* Short problem: State how many lines in the listing below include the word "dirbuster". Give nothing but the number.
──────── Source records ────────
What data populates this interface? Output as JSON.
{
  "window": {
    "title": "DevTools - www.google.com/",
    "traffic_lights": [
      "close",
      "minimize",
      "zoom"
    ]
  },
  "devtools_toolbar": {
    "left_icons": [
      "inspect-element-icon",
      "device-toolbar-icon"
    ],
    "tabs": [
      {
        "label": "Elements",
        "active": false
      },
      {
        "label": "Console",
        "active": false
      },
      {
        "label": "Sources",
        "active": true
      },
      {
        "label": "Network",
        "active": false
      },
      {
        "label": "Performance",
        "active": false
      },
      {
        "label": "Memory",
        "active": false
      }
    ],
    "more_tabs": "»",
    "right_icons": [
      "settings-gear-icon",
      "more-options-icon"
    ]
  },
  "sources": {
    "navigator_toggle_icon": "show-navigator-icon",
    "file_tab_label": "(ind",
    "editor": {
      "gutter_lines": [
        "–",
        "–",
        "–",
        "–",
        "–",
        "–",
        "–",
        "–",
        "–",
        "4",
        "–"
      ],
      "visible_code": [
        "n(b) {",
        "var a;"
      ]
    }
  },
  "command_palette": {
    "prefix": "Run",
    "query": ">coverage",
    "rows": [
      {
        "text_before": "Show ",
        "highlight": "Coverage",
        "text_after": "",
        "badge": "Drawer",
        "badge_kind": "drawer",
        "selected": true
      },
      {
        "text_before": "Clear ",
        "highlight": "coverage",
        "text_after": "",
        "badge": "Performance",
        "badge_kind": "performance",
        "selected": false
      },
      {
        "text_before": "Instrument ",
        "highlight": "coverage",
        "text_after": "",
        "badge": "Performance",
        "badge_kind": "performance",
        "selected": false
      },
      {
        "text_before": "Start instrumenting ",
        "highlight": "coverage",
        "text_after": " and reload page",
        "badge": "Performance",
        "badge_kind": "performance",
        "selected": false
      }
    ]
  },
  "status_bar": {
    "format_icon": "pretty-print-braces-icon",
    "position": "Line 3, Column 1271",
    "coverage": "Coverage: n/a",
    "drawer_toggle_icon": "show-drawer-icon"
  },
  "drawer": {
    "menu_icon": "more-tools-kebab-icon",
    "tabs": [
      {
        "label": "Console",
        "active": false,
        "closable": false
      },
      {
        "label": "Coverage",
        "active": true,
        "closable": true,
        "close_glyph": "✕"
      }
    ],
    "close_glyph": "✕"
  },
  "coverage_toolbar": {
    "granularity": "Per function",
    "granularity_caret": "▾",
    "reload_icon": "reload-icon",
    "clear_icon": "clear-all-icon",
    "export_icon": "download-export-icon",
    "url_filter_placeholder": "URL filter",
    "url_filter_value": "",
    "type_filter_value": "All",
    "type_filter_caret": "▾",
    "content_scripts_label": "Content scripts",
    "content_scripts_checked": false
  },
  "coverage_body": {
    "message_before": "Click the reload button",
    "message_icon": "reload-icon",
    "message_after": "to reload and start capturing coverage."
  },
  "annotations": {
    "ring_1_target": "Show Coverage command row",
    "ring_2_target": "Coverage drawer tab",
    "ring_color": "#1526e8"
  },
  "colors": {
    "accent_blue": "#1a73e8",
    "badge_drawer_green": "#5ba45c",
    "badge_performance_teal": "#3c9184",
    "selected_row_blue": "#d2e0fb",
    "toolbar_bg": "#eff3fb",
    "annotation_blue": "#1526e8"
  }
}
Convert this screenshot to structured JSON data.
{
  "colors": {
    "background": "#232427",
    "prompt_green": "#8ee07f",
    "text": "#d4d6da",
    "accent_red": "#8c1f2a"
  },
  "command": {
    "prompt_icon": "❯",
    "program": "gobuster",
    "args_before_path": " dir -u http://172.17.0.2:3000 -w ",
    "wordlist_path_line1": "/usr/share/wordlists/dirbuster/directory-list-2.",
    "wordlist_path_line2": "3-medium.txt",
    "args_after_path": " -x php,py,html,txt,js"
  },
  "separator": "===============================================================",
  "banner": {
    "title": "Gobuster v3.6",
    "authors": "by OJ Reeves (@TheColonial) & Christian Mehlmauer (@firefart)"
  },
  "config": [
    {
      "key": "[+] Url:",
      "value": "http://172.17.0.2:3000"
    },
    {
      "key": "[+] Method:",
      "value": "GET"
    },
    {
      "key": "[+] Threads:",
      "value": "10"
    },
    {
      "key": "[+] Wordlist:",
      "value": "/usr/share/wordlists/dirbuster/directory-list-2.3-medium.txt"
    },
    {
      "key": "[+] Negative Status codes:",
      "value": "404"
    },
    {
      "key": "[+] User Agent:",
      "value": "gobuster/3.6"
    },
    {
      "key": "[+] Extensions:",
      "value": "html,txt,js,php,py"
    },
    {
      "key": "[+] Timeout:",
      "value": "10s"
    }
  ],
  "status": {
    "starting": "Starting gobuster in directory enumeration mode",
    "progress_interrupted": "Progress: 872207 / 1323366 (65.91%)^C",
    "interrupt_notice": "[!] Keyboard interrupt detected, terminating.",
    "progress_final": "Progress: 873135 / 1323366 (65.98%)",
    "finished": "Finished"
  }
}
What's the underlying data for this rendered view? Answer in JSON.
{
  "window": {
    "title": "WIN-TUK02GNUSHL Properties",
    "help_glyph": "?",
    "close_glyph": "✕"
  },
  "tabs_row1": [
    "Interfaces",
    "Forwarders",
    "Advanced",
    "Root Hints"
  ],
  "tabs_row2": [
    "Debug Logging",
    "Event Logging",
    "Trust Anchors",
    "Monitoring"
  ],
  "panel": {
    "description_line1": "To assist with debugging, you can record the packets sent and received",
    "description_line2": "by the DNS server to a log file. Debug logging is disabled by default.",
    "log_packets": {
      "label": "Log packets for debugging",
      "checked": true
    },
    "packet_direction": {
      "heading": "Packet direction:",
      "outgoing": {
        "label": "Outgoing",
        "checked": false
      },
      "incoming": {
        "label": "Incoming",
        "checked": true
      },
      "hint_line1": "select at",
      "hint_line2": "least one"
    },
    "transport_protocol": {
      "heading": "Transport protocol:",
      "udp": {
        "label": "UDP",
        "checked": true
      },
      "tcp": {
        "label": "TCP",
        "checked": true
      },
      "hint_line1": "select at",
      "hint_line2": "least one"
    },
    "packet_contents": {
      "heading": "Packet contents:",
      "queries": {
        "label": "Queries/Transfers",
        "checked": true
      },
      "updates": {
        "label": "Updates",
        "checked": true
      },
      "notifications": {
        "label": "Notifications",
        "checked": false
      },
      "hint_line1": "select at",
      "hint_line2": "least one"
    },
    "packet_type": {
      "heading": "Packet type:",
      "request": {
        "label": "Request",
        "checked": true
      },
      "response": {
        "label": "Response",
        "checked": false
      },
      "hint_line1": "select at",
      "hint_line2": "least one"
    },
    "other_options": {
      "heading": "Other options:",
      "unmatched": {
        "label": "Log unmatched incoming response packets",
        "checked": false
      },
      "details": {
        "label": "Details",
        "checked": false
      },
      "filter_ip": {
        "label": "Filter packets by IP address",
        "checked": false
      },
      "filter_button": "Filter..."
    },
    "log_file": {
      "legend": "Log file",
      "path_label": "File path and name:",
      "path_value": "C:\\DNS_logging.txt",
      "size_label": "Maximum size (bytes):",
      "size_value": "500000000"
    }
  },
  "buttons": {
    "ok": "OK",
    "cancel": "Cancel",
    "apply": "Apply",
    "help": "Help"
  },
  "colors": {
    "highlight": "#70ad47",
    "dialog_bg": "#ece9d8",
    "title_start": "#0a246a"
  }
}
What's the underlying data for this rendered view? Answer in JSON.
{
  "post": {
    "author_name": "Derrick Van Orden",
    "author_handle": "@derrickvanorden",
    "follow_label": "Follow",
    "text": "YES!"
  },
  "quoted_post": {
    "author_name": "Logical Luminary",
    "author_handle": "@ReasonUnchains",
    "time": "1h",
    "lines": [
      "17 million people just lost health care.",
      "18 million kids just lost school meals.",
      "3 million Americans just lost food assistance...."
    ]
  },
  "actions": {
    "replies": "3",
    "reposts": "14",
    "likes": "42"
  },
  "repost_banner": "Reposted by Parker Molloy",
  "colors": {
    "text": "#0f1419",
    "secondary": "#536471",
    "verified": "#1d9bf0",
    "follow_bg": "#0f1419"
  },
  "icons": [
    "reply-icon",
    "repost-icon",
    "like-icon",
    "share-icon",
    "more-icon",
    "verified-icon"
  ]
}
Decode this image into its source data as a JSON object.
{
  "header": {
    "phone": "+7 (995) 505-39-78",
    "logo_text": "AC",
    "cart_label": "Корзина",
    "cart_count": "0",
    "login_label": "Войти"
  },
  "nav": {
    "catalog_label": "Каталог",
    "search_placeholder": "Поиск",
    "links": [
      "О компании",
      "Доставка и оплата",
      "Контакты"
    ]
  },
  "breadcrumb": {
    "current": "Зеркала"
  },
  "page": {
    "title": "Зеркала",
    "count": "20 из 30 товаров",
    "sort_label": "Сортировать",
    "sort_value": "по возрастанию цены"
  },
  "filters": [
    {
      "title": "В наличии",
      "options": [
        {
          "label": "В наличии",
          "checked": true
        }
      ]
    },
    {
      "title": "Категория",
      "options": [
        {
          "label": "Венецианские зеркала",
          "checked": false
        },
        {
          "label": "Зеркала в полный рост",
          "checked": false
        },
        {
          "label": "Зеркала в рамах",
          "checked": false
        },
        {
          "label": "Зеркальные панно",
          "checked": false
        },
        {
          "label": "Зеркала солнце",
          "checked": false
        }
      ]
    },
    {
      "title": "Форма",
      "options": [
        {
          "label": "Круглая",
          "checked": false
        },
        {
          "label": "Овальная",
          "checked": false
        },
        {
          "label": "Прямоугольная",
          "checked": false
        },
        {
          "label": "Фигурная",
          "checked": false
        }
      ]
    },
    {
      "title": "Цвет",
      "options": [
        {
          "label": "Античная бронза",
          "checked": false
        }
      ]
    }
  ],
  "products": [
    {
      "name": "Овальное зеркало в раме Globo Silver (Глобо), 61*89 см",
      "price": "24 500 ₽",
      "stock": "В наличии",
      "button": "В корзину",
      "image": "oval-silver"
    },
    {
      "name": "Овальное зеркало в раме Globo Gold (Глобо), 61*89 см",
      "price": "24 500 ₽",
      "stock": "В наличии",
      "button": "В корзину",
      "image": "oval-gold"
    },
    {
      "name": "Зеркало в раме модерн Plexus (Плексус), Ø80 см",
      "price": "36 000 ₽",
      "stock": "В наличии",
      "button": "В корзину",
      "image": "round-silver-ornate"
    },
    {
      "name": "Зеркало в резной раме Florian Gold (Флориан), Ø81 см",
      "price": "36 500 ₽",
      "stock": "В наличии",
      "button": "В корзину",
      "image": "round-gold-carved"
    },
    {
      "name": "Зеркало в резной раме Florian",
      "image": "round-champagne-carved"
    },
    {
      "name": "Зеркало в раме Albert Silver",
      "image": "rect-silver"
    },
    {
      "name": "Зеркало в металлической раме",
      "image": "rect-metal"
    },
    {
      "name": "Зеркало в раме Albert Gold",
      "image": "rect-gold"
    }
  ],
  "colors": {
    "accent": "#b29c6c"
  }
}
────────
* Problem solution: 2